• _Exercise objective_: Reproduce the data in its entirety, exactly as supplied.

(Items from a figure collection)
══════════════════════════════
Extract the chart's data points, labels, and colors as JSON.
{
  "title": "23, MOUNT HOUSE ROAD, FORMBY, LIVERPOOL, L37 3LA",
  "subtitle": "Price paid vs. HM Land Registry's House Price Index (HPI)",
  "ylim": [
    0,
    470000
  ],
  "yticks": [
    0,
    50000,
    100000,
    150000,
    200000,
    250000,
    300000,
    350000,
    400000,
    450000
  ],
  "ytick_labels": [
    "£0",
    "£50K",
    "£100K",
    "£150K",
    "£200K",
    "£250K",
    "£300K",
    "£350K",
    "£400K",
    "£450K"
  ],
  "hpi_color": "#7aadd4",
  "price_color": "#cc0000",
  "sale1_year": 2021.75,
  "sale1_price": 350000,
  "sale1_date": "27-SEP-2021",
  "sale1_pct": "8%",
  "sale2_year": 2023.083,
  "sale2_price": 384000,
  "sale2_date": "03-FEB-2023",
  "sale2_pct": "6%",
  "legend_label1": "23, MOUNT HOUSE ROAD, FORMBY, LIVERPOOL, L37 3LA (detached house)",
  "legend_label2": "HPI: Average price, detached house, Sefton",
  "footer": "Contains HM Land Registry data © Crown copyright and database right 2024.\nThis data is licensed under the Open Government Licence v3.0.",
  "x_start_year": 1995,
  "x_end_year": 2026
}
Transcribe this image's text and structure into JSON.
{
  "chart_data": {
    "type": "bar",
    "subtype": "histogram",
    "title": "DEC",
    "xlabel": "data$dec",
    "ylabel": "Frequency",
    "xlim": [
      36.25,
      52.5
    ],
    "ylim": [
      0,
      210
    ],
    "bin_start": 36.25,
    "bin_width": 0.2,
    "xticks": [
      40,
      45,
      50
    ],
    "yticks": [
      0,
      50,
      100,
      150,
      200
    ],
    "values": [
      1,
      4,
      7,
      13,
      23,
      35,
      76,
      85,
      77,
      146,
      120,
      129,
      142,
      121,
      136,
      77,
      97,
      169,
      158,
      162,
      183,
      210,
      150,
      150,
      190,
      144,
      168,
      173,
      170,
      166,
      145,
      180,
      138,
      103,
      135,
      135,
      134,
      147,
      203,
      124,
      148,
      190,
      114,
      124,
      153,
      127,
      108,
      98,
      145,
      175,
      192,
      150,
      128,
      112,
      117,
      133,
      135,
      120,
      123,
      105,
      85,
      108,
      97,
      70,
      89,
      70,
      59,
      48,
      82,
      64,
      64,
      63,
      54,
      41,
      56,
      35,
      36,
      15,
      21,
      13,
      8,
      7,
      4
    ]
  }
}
══════════════════════════════
• _Final answer_:
Extract the chart's data points, labels, and colors as JSON.
{
  "title": "23, MOUNT HOUSE ROAD, FORMBY, LIVERPOOL, L37 3LA",
  "subtitle": "Price paid vs. HM Land Registry's House Price Index (HPI)",
  "ylim": [
    0,
    470000
  ],
  "yticks": [
    0,
    50000,
    100000,
    150000,
    200000,
    250000,
    300000,
    350000,
    400000,
    450000
  ],
  "ytick_labels": [
    "£0",
    "£50K",
    "£100K",
    "£150K",
    "£200K",
    "£250K",
    "£300K",
    "£350K",
    "£400K",
    "£450K"
  ],
  "hpi_color": "#7aadd4",
  "price_color": "#cc0000",
  "sale1_year": 2021.75,
  "sale1_price": 350000,
  "sale1_date": "27-SEP-2021",
  "sale1_pct": "8%",
  "sale2_year": 2023.083,
  "sale2_price": 384000,
  "sale2_date": "03-FEB-2023",
  "sale2_pct": "6%",
  "legend_label1": "23, MOUNT HOUSE ROAD, FORMBY, LIVERPOOL, L37 3LA (detached house)",
  "legend_label2": "HPI: Average price, detached house, Sefton",
  "footer": "Contains HM Land Registry data © Crown copyright and database right 2024.\nThis data is licensed under the Open Government Licence v3.0.",
  "x_start_year": 1995,
  "x_end_year": 2026
}
Transcribe this image's text and structure into JSON.
{
  "chart_data": {
    "type": "bar",
    "subtype": "histogram",
    "title": "DEC",
    "xlabel": "data$dec",
    "ylabel": "Frequency",
    "xlim": [
      36.25,
      52.5
    ],
    "ylim": [
      0,
      210
    ],
    "bin_start": 36.25,
    "bin_width": 0.2,
    "xticks": [
      40,
      45,
      50
    ],
    "yticks": [
      0,
      50,
      100,
      150,
      200
    ],
    "values": [
      1,
      4,
      7,
      13,
      23,
      35,
      76,
      85,
      77,
      146,
      120,
      129,
      142,
      121,
      136,
      77,
      97,
      169,
      158,
      162,
      183,
      210,
      150,
      150,
      190,
      144,
      168,
      173,
      170,
      166,
      145,
      180,
      138,
      103,
      135,
      135,
      134,
      147,
      203,
      124,
      148,
      190,
      114,
      124,
      153,
      127,
      108,
      98,
      145,
      175,
      192,
      150,
      128,
      112,
      117,
      133,
      135,
      120,
      123,
      105,
      85,
      108,
      97,
      70,
      89,
      70,
      59,
      48,
      82,
      64,
      64,
      63,
      54,
      41,
      56,
      35,
      36,
      15,
      21,
      13,
      8,
      7,
      4
    ]
  }
}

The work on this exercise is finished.